### Records supplied
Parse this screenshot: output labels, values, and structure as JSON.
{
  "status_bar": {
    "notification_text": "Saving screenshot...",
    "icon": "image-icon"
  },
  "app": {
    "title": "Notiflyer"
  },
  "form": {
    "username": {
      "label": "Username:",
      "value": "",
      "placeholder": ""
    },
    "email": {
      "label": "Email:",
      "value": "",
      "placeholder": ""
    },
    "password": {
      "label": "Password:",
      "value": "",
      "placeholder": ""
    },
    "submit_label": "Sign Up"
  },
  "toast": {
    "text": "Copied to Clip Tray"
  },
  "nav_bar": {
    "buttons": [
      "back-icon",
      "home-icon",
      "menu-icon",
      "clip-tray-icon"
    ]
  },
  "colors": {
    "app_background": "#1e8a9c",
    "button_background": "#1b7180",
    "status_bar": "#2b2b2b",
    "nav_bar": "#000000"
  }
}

### Instructions for the task
Return only those lines of the records that contain the string "icon".

### Written answer
    "icon": "image-icon"
      "back-icon",
      "home-icon",
      "menu-icon",
      "clip-tray-icon"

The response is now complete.